Tally the lines in the following entries that include the word "subtitle"; state only the total.

--- Input rows ---

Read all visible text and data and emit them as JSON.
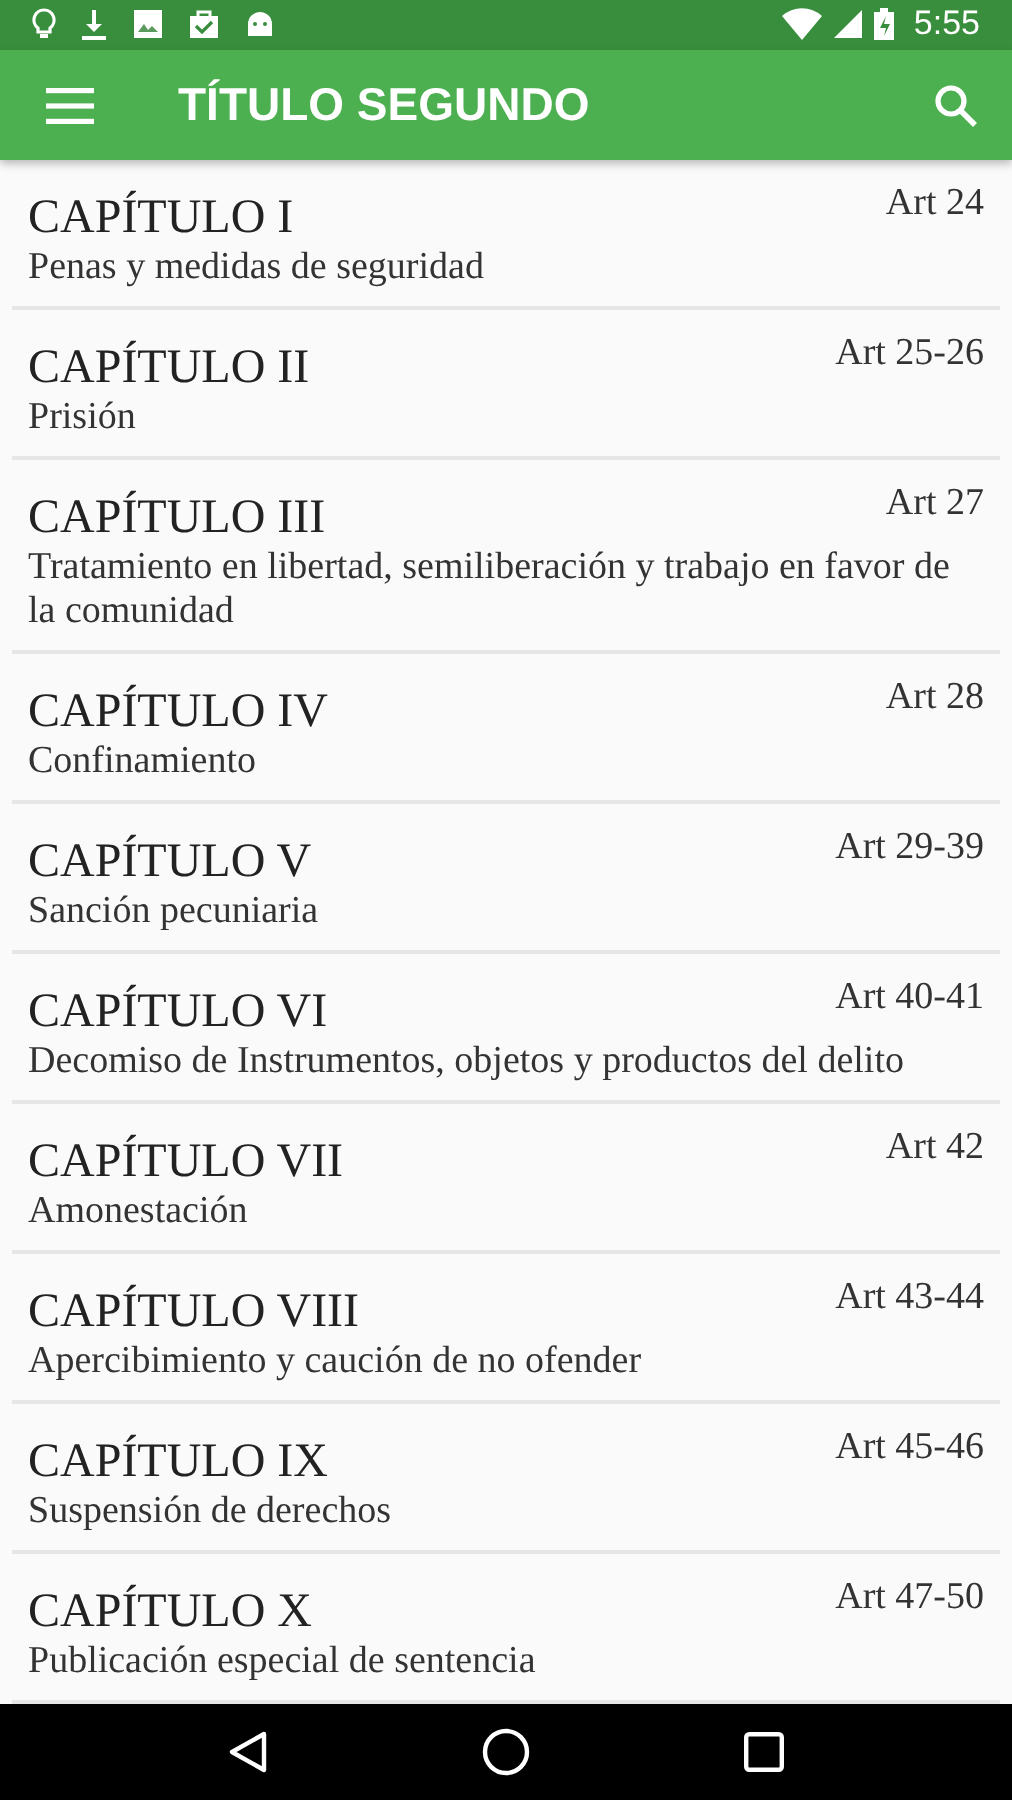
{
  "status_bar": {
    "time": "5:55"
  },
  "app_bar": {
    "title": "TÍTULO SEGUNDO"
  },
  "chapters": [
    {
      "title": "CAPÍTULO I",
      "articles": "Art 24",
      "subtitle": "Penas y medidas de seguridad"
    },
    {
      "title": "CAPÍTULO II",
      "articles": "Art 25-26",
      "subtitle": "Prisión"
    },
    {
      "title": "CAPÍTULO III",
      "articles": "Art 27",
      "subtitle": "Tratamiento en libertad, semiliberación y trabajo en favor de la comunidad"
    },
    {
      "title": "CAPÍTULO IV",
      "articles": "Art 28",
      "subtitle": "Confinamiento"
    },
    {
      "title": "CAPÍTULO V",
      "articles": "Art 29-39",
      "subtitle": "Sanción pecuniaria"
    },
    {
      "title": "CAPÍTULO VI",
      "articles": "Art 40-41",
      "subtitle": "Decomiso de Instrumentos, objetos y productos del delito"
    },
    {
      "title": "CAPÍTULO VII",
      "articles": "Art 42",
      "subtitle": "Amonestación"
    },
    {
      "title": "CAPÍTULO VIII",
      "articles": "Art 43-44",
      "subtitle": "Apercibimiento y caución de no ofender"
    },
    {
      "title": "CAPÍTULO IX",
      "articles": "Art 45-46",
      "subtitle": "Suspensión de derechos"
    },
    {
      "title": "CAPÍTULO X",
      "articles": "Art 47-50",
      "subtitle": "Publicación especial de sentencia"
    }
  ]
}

---

Response for this exercise:
10